### [To be done]
Repeat the lines that follow, leaving nothing out.

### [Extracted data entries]
□ □ □ □ □
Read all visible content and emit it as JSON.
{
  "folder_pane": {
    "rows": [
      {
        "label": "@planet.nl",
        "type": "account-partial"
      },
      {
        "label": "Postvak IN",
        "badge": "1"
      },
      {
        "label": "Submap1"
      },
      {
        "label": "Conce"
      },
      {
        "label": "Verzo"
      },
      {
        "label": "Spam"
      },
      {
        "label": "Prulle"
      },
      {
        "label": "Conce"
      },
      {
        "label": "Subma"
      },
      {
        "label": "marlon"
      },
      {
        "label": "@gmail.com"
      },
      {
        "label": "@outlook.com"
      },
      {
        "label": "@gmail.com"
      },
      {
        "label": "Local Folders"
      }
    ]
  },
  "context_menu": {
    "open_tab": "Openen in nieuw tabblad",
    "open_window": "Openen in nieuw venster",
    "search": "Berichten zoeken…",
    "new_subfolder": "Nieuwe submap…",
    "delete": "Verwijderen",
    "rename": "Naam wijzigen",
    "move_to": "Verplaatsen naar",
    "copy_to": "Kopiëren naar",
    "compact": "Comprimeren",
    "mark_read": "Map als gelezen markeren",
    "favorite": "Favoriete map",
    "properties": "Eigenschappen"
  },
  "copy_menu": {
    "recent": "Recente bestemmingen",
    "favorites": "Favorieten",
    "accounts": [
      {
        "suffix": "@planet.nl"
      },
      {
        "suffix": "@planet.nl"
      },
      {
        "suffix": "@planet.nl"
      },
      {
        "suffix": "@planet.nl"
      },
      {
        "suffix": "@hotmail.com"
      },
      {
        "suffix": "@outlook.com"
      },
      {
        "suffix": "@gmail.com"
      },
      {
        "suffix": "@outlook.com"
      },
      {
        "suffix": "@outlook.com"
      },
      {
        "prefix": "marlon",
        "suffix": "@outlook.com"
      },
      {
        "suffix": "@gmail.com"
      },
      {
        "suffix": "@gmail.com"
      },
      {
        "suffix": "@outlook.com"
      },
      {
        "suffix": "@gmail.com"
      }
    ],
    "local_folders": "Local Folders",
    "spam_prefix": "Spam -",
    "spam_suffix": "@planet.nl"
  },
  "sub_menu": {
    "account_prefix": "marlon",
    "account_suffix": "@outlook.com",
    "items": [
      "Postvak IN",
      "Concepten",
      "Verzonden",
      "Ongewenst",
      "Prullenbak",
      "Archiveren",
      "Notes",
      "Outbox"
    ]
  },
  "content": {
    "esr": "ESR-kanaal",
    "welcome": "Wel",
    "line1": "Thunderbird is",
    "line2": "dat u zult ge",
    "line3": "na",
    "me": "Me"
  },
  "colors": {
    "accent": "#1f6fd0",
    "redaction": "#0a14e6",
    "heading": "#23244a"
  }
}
□ □ □ □ □
### [Task solution]
Read all visible content and emit it as JSON.
{
  "folder_pane": {
    "rows": [
      {
        "label": "@planet.nl",
        "type": "account-partial"
      },
      {
        "label": "Postvak IN",
        "badge": "1"
      },
      {
        "label": "Submap1"
      },
      {
        "label": "Conce"
      },
      {
        "label": "Verzo"
      },
      {
        "label": "Spam"
      },
      {
        "label": "Prulle"
      },
      {
        "label": "Conce"
      },
      {
        "label": "Subma"
      },
      {
        "label": "marlon"
      },
      {
        "label": "@gmail.com"
      },
      {
        "label": "@outlook.com"
      },
      {
        "label": "@gmail.com"
      },
      {
        "label": "Local Folders"
      }
    ]
  },
  "context_menu": {
    "open_tab": "Openen in nieuw tabblad",
    "open_window": "Openen in nieuw venster",
    "search": "Berichten zoeken…",
    "new_subfolder": "Nieuwe submap…",
    "delete": "Verwijderen",
    "rename": "Naam wijzigen",
    "move_to": "Verplaatsen naar",
    "copy_to": "Kopiëren naar",
    "compact": "Comprimeren",
    "mark_read": "Map als gelezen markeren",
    "favorite": "Favoriete map",
    "properties": "Eigenschappen"
  },
  "copy_menu": {
    "recent": "Recente bestemmingen",
    "favorites": "Favorieten",
    "accounts": [
      {
        "suffix": "@planet.nl"
      },
      {
        "suffix": "@planet.nl"
      },
      {
        "suffix": "@planet.nl"
      },
      {
        "suffix": "@planet.nl"
      },
      {
        "suffix": "@hotmail.com"
      },
      {
        "suffix": "@outlook.com"
      },
      {
        "suffix": "@gmail.com"
      },
      {
        "suffix": "@outlook.com"
      },
      {
        "suffix": "@outlook.com"
      },
      {
        "prefix": "marlon",
        "suffix": "@outlook.com"
      },
      {
        "suffix": "@gmail.com"
      },
      {
        "suffix": "@gmail.com"
      },
      {
        "suffix": "@outlook.com"
      },
      {
        "suffix": "@gmail.com"
      }
    ],
    "local_folders": "Local Folders",
    "spam_prefix": "Spam -",
    "spam_suffix": "@planet.nl"
  },
  "sub_menu": {
    "account_prefix": "marlon",
    "account_suffix": "@outlook.com",
    "items": [
      "Postvak IN",
      "Concepten",
      "Verzonden",
      "Ongewenst",
      "Prullenbak",
      "Archiveren",
      "Notes",
      "Outbox"
    ]
  },
  "content": {
    "esr": "ESR-kanaal",
    "welcome": "Wel",
    "line1": "Thunderbird is",
    "line2": "dat u zult ge",
    "line3": "na",
    "me": "Me"
  },
  "colors": {
    "accent": "#1f6fd0",
    "redaction": "#0a14e6",
    "heading": "#23244a"
  }
}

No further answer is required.